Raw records
┄┄┄┄┄┄┄┄┄┄
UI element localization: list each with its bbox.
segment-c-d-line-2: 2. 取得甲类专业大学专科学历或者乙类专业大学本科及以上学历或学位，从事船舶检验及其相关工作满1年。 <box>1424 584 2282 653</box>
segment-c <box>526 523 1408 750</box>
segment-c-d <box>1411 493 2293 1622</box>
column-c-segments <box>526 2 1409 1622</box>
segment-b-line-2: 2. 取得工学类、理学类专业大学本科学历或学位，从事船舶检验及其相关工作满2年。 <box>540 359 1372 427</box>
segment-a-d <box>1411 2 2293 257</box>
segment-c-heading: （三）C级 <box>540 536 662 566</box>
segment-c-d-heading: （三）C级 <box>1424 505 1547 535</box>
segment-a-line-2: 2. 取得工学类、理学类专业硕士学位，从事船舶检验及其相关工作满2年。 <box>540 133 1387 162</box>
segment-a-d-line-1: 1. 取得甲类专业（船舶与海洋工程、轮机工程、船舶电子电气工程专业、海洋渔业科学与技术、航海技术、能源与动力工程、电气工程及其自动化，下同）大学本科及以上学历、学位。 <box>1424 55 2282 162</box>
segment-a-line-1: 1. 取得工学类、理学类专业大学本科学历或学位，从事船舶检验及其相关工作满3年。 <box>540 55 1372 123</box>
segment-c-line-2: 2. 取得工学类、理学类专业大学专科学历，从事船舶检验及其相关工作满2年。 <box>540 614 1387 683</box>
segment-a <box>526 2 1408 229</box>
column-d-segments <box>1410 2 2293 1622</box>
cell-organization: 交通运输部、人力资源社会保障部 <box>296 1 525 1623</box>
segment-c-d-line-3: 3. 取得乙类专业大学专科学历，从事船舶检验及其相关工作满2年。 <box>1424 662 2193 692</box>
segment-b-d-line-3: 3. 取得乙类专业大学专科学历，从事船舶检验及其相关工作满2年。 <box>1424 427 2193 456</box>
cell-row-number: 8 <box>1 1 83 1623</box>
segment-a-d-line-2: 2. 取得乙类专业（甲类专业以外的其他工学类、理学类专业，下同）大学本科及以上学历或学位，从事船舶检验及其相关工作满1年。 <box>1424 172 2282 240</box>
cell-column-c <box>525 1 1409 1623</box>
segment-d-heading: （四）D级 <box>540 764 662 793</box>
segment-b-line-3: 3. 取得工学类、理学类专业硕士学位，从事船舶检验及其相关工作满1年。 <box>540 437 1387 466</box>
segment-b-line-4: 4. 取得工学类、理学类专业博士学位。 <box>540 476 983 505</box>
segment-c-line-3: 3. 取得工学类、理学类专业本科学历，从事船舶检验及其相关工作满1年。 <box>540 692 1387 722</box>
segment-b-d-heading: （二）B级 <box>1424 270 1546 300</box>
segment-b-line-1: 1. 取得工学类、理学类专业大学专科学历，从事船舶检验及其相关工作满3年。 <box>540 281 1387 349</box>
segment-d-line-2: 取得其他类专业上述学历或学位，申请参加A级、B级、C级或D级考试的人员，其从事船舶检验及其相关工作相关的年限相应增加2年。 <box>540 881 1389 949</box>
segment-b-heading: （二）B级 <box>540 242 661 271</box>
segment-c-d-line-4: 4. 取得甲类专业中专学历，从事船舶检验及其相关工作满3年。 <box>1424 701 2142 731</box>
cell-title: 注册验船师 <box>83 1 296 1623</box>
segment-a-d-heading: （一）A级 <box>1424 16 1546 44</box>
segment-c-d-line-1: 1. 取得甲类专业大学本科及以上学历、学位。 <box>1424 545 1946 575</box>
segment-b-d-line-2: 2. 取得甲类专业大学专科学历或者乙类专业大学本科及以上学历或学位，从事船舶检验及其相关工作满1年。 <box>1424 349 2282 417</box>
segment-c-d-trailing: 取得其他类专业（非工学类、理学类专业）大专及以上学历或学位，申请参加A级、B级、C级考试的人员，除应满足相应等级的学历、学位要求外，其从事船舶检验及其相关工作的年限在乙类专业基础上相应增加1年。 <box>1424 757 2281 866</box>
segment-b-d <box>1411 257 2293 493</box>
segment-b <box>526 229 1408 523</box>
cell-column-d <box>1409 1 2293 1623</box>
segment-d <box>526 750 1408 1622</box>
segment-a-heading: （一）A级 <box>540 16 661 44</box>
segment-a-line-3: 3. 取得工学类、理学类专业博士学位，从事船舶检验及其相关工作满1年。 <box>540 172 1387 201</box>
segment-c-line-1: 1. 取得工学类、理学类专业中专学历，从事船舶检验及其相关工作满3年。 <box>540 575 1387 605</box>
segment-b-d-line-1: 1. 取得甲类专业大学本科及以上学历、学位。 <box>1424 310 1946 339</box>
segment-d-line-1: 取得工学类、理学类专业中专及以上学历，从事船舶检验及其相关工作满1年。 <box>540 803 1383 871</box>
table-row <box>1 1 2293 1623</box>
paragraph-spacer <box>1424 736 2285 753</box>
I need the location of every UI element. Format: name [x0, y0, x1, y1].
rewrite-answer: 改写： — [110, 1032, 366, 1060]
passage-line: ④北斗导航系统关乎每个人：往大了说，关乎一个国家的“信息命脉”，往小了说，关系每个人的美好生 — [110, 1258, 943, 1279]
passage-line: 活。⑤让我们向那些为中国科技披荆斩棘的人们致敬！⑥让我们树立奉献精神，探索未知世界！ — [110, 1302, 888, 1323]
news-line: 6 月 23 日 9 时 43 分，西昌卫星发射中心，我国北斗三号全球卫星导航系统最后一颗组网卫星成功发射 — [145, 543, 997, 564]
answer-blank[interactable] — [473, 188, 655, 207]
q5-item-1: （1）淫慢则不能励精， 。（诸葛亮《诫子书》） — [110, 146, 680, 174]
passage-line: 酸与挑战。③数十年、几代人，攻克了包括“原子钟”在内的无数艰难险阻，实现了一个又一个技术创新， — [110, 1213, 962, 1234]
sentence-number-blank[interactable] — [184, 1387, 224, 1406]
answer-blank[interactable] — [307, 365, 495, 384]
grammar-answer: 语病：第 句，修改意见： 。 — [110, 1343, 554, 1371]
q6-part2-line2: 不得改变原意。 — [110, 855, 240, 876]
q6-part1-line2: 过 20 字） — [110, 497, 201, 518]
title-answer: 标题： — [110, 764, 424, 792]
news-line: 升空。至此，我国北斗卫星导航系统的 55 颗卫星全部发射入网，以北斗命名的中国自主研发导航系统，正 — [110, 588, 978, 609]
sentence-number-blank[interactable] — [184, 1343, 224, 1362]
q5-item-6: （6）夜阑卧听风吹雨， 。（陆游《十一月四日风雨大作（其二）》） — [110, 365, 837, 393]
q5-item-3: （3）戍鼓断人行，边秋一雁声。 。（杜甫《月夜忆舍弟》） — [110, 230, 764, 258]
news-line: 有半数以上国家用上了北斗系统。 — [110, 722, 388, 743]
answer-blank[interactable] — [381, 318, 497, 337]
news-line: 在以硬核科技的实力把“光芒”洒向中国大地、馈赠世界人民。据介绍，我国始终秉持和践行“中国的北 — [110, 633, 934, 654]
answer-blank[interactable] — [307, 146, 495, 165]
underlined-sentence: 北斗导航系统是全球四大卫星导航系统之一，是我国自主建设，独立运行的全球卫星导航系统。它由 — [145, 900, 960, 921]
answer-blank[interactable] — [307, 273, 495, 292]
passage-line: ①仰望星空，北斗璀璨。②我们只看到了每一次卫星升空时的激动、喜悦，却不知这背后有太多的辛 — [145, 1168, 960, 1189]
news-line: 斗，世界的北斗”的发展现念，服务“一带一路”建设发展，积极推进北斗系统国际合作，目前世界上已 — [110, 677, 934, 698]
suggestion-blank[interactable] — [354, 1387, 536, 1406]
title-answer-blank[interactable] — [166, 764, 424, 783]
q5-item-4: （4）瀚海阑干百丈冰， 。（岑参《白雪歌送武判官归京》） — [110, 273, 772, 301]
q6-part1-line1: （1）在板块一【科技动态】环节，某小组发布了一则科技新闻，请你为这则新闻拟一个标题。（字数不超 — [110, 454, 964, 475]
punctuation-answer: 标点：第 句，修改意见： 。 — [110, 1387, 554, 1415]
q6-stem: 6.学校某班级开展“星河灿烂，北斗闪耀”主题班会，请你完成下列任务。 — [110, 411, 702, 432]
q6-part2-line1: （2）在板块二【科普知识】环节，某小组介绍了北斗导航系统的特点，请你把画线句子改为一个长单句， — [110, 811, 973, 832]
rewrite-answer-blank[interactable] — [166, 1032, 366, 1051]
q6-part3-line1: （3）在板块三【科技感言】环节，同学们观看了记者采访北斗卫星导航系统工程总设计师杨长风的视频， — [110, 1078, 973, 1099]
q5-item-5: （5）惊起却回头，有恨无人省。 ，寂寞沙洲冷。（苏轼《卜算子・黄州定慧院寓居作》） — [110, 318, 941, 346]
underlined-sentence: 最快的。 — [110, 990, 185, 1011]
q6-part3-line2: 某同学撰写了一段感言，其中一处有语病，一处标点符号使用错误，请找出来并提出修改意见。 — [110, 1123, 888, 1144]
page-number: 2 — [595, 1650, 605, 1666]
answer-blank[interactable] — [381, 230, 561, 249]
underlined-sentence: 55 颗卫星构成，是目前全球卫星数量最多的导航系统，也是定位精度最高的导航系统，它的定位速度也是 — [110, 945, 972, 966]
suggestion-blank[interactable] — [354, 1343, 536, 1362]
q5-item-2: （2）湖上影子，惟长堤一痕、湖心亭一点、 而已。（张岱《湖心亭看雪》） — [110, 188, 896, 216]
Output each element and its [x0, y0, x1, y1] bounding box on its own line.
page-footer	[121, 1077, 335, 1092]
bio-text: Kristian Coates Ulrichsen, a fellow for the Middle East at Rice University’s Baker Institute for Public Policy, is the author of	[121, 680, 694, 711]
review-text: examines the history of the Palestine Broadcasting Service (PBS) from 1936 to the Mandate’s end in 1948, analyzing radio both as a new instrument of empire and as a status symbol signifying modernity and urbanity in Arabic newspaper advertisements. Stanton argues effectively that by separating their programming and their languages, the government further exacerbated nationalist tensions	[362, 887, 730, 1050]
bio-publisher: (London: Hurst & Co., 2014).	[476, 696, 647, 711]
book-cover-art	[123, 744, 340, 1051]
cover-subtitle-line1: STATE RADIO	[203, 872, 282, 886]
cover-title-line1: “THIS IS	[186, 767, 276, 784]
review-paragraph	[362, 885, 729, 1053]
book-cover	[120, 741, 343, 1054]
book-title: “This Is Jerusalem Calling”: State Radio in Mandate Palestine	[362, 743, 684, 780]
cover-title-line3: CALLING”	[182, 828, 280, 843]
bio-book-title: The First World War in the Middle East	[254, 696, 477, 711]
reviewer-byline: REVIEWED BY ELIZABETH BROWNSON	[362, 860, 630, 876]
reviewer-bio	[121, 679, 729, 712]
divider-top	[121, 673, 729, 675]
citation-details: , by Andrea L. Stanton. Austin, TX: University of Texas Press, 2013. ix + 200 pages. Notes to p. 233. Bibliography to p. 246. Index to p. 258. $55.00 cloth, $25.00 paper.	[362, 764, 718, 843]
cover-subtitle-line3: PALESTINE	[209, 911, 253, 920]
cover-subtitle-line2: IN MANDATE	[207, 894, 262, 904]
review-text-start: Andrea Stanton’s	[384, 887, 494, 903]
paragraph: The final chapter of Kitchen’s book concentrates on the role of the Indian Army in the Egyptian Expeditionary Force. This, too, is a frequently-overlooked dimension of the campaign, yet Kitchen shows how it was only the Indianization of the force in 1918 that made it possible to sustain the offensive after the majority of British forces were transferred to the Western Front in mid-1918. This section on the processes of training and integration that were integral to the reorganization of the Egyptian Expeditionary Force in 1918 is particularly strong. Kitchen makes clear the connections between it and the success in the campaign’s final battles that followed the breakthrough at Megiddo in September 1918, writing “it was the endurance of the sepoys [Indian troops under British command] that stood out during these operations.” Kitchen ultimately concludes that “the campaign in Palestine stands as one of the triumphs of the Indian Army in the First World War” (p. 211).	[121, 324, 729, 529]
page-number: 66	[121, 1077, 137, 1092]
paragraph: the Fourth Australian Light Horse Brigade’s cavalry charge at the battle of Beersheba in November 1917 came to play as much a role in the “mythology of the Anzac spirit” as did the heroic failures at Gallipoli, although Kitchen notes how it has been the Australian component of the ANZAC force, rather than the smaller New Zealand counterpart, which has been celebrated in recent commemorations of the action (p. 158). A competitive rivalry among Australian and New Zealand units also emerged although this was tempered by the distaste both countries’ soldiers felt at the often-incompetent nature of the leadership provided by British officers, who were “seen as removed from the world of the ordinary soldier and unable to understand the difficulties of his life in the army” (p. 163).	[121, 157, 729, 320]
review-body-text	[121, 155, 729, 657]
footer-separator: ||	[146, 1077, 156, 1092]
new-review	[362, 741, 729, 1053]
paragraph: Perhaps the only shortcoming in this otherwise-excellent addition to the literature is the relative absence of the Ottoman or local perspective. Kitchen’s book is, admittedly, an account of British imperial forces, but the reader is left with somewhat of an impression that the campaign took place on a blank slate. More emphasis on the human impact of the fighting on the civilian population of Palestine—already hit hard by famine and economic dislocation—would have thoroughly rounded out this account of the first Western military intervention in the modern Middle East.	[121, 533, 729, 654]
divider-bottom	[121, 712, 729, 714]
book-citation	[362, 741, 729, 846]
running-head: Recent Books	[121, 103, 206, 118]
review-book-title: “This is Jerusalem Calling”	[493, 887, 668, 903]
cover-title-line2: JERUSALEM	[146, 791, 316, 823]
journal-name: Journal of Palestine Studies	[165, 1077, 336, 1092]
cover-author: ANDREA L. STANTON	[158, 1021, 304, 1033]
┄┄┄┄┄┄┄┄┄┄
#### [Requirements]
Return the lines of the raw records from the first one through the line with "segment-a-d <box>1411 2 2293 257</box>", both ends included, copying each line without any change.

#### [Correct answer]
UI element localization: list each with its bbox.
segment-c-d-line-2: 2. 取得甲类专业大学专科学历或者乙类专业大学本科及以上学历或学位，从事船舶检验及其相关工作满1年。 <box>1424 584 2282 653</box>
segment-c <box>526 523 1408 750</box>
segment-c-d <box>1411 493 2293 1622</box>
column-c-segments <box>526 2 1409 1622</box>
segment-b-line-2: 2. 取得工学类、理学类专业大学本科学历或学位，从事船舶检验及其相关工作满2年。 <box>540 359 1372 427</box>
segment-a-d <box>1411 2 2293 257</box>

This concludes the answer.